» **Short task**
Express the items below as a Markdown table with the columns Row and Entry, starting at the line that contains "menu-maxtomodo[interactable]: MaxToModo xyxy=(576,0,655,21)" and ending at the line that contains "layout-tab-animate[interactable]: Animate xyxy=(886,21,954,42)". Number each line and skip any blank lines.

Visual layout records
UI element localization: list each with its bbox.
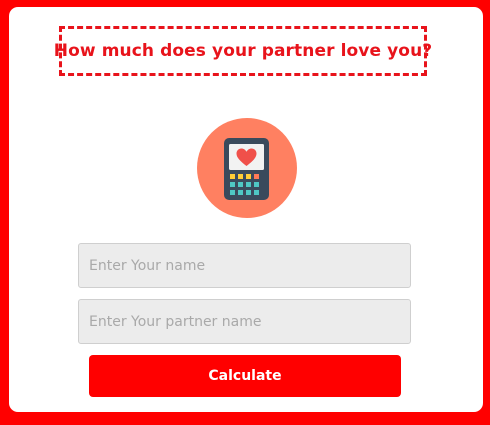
logo-circle [197, 118, 297, 218]
calculator-heart-icon [224, 138, 269, 200]
partner-name-input[interactable] [78, 299, 411, 344]
your-name-input[interactable] [78, 243, 411, 288]
calculate-button[interactable]: Calculate [89, 355, 401, 397]
page-title: How much does your partner love you? [53, 41, 433, 61]
calculator-card: How much does your partner love you? Ent… [9, 7, 483, 412]
title-box: How much does your partner love you? [54, 26, 432, 76]
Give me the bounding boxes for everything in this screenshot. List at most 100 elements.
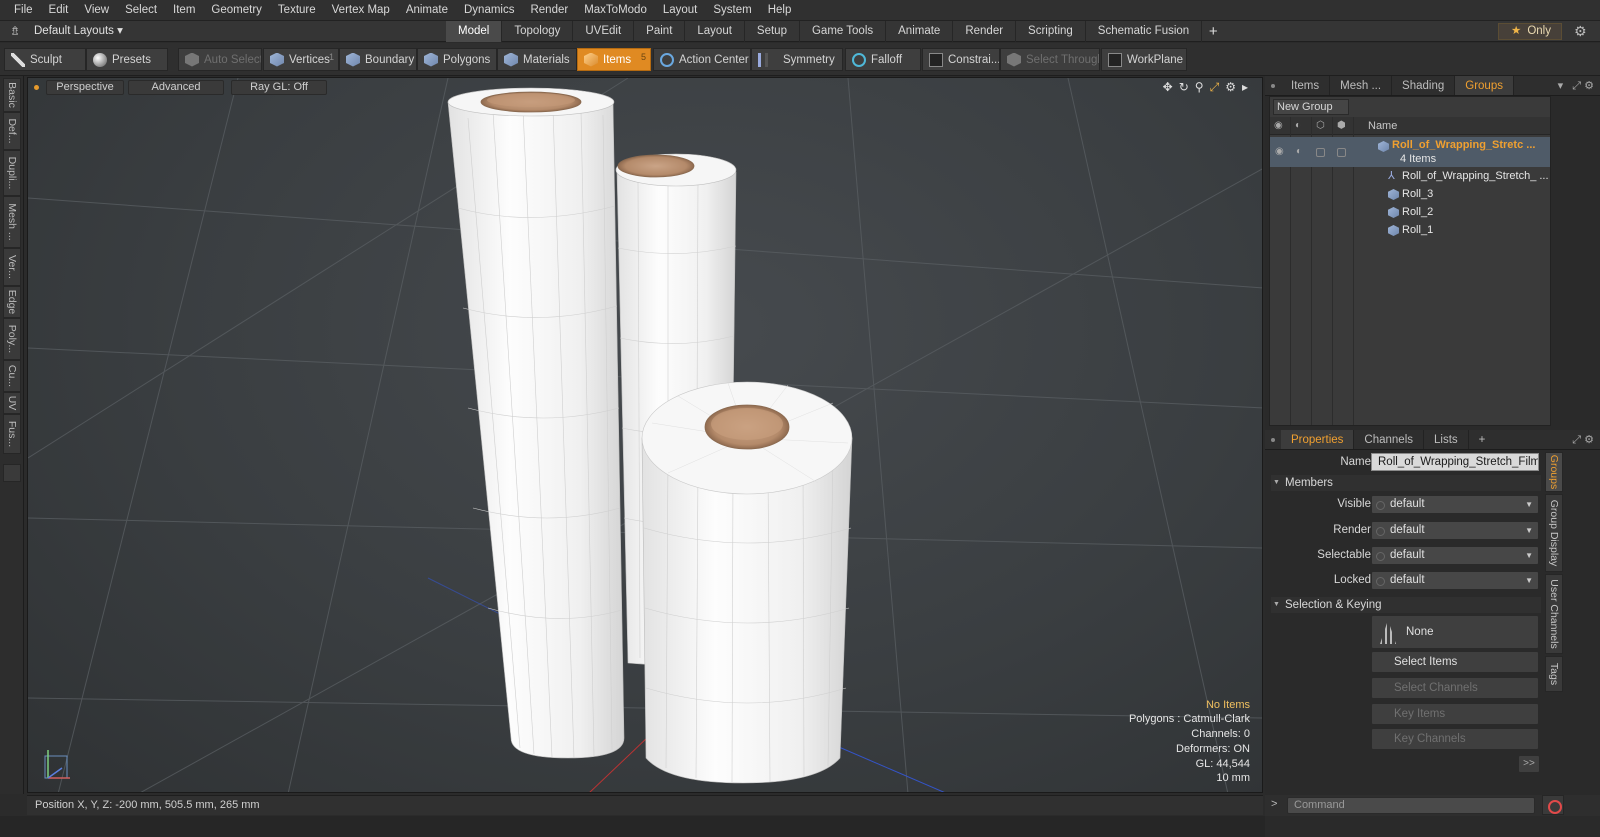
menu-maxtomodo[interactable]: MaxToModo xyxy=(576,0,655,21)
left-tab-9[interactable]: Fus... xyxy=(3,414,21,454)
locked-select[interactable]: default ▼ xyxy=(1371,571,1539,590)
tab-user-channels[interactable]: User Channels xyxy=(1545,574,1563,654)
roll-3-mesh[interactable] xyxy=(447,87,625,759)
menu-help[interactable]: Help xyxy=(760,0,800,21)
command-clear-icon[interactable] xyxy=(1542,795,1564,815)
view-mode-button[interactable]: Perspective xyxy=(46,80,124,95)
lock-icon[interactable]: ⬡ xyxy=(1316,120,1325,131)
layout-tab-scripting[interactable]: Scripting xyxy=(1016,21,1086,42)
name-column-header[interactable]: Name xyxy=(1368,117,1397,135)
selectable-select[interactable]: default ▼ xyxy=(1371,546,1539,565)
only-button[interactable]: ★ Only xyxy=(1498,23,1562,40)
select-icon[interactable]: ⬢ xyxy=(1337,120,1346,131)
left-tab-7[interactable]: Cu... xyxy=(3,360,21,392)
layout-tab-setup[interactable]: Setup xyxy=(745,21,800,42)
zoom-view-icon[interactable]: ⚲ xyxy=(1195,80,1204,95)
menu-select[interactable]: Select xyxy=(117,0,165,21)
auto-select-button[interactable]: Auto Select xyxy=(178,48,262,71)
layout-tab-paint[interactable]: Paint xyxy=(634,21,686,42)
layout-tab-animate[interactable]: Animate xyxy=(886,21,954,42)
key-channels-button[interactable]: Key Channels xyxy=(1371,728,1539,750)
menu-item[interactable]: Item xyxy=(165,0,203,21)
none-button[interactable]: None xyxy=(1371,615,1539,649)
tab-items[interactable]: Items xyxy=(1281,76,1331,95)
presets-button[interactable]: Presets xyxy=(86,48,168,71)
layout-selector[interactable]: Default Layouts ▾ xyxy=(34,21,123,42)
menu-render[interactable]: Render xyxy=(522,0,576,21)
layout-tab-game-tools[interactable]: Game Tools xyxy=(800,21,887,42)
raygl-button[interactable]: Ray GL: Off xyxy=(231,80,327,95)
more-button[interactable]: >> xyxy=(1518,755,1540,773)
tab-channels[interactable]: Channels xyxy=(1354,430,1425,449)
left-tab-5[interactable]: Edge xyxy=(3,286,21,318)
menu-geometry[interactable]: Geometry xyxy=(203,0,270,21)
tab-lists[interactable]: Lists xyxy=(1424,430,1469,449)
vertices-button[interactable]: Vertices 1 xyxy=(263,48,339,71)
tab-shading[interactable]: Shading xyxy=(1392,76,1456,95)
menu-animate[interactable]: Animate xyxy=(398,0,456,21)
maximize-view-icon[interactable]: ⤢ xyxy=(1210,80,1220,95)
panel-corner-icons[interactable]: ▾ ⤢ ⚙ xyxy=(1558,76,1600,95)
group-child-row[interactable]: Roll_1 xyxy=(1270,222,1550,240)
viewport-gear-icon[interactable]: ⚙ xyxy=(1225,80,1236,95)
layout-tab-model[interactable]: Model xyxy=(446,21,503,42)
layout-tab-layout[interactable]: Layout xyxy=(685,21,745,42)
workplane-button[interactable]: WorkPlane xyxy=(1101,48,1187,71)
menu-view[interactable]: View xyxy=(76,0,117,21)
add-layout-icon[interactable]: + xyxy=(1202,21,1224,42)
group-child-row[interactable]: ⅄ Roll_of_Wrapping_Stretch_ ... xyxy=(1270,168,1550,186)
left-tab-4[interactable]: Ver... xyxy=(3,248,21,286)
panel-dot-icon[interactable] xyxy=(1265,430,1281,449)
members-section[interactable]: Members xyxy=(1271,475,1541,491)
chevron-right-icon[interactable]: > xyxy=(1271,798,1277,810)
key-items-button[interactable]: Key Items xyxy=(1371,703,1539,725)
tab-tags[interactable]: Tags xyxy=(1545,656,1563,692)
select-items-button[interactable]: Select Items xyxy=(1371,651,1539,673)
tab-groups-vertical[interactable]: Groups xyxy=(1545,452,1563,492)
menu-edit[interactable]: Edit xyxy=(41,0,77,21)
left-tab-6[interactable]: Poly... xyxy=(3,318,21,360)
advanced-button[interactable]: Advanced xyxy=(128,80,224,95)
render-select[interactable]: default ▼ xyxy=(1371,521,1539,540)
name-field[interactable]: Roll_of_Wrapping_Stretch_Film_3 xyxy=(1371,453,1539,471)
tab-groups[interactable]: Groups xyxy=(1455,76,1514,95)
viewport-dot-icon[interactable] xyxy=(34,85,39,90)
left-tab-2[interactable]: Dupli... xyxy=(3,150,21,196)
menu-file[interactable]: File xyxy=(6,0,41,21)
left-tab-8[interactable]: UV xyxy=(3,392,21,414)
visibility-eye-icon[interactable]: ◉ xyxy=(1274,120,1283,131)
left-tab-3[interactable]: Mesh ... xyxy=(3,196,21,248)
layout-tab-render[interactable]: Render xyxy=(953,21,1017,42)
action-center-button[interactable]: Action Center xyxy=(653,48,751,71)
move-view-icon[interactable]: ✥ xyxy=(1163,80,1173,95)
left-tab-1[interactable]: Def... xyxy=(3,112,21,150)
boundary-button[interactable]: Boundary xyxy=(339,48,417,71)
materials-button[interactable]: Materials xyxy=(497,48,577,71)
constraints-button[interactable]: Constrai... xyxy=(922,48,1000,71)
row-render-icon[interactable]: ◐ xyxy=(1296,146,1302,157)
row-lock-toggle[interactable] xyxy=(1316,148,1325,157)
left-tab-extra-button[interactable] xyxy=(3,464,21,482)
panel-corner-icons[interactable]: ⤢ ⚙ xyxy=(1572,430,1600,449)
menu-vertex-map[interactable]: Vertex Map xyxy=(324,0,398,21)
menu-dynamics[interactable]: Dynamics xyxy=(456,0,522,21)
viewport-scene[interactable] xyxy=(28,78,1263,793)
group-child-row[interactable]: Roll_3 xyxy=(1270,186,1550,204)
menu-texture[interactable]: Texture xyxy=(270,0,324,21)
selection-keying-section[interactable]: Selection & Keying xyxy=(1271,597,1541,613)
menu-system[interactable]: System xyxy=(705,0,759,21)
rotate-view-icon[interactable]: ↻ xyxy=(1179,80,1189,95)
layout-tab-topology[interactable]: Topology xyxy=(502,21,574,42)
sculpt-button[interactable]: Sculpt xyxy=(4,48,86,71)
group-row-root[interactable]: ◉ ◐ Roll_of_Wrapping_Stretc ... 4 Items xyxy=(1270,137,1550,167)
layout-tab-schematic-fusion[interactable]: Schematic Fusion xyxy=(1086,21,1203,42)
polygons-button[interactable]: Polygons xyxy=(417,48,497,71)
layout-tab-uvedit[interactable]: UVEdit xyxy=(573,21,635,42)
select-channels-button[interactable]: Select Channels xyxy=(1371,677,1539,699)
roll-1-mesh[interactable] xyxy=(641,381,853,784)
group-child-row[interactable]: Roll_2 xyxy=(1270,204,1550,222)
symmetry-button[interactable]: Symmetry xyxy=(751,48,843,71)
render-icon[interactable]: ◐ xyxy=(1295,120,1301,131)
left-tab-0[interactable]: Basic xyxy=(3,78,21,112)
3d-viewport[interactable]: Perspective Advanced Ray GL: Off ✥ ↻ ⚲ ⤢… xyxy=(27,77,1263,793)
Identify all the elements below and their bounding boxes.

» **Reply**
| Row | Entry |
|---|---|
| 1 | menu-maxtomodo[interactable]: MaxToModo xyxy=(576,0,655,21) |
| 2 | left-tab-9[interactable]: Fus... xyxy=(3,414,21,454) |
| 3 | locked-select[interactable]: default ▼ xyxy=(1371,571,1539,590) |
| 4 | tab-user-channels[interactable]: User Channels xyxy=(1545,574,1563,654) |
| 5 | roll-3-mesh[interactable] xyxy=(447,87,625,759) |
| 6 | menu-help[interactable]: Help xyxy=(760,0,800,21) |
| 7 | command-clear-icon[interactable] xyxy=(1542,795,1564,815) |
| 8 | view-mode-button[interactable]: Perspective xyxy=(46,80,124,95) |
| 9 | lock-icon[interactable]: ⬡ xyxy=(1316,120,1325,131) |
| 10 | layout-tab-scripting[interactable]: Scripting xyxy=(1016,21,1086,42) |
| 11 | name-column-header[interactable]: Name xyxy=(1368,117,1397,135) |
| 12 | selectable-select[interactable]: default ▼ xyxy=(1371,546,1539,565) |
| 13 | only-button[interactable]: ★ Only xyxy=(1498,23,1562,40) |
| 14 | select-icon[interactable]: ⬢ xyxy=(1337,120,1346,131) |
| 15 | left-tab-7[interactable]: Cu... xyxy=(3,360,21,392) |
| 16 | layout-tab-setup[interactable]: Setup xyxy=(745,21,800,42) |
| 17 | zoom-view-icon[interactable]: ⚲ xyxy=(1195,80,1204,95) |
| 18 | menu-select[interactable]: Select xyxy=(117,0,165,21) |
| 19 | auto-select-button[interactable]: Auto Select xyxy=(178,48,262,71) |
| 20 | layout-tab-paint[interactable]: Paint xyxy=(634,21,686,42) |
| 21 | layout-tab-animate[interactable]: Animate xyxy=(886,21,954,42) |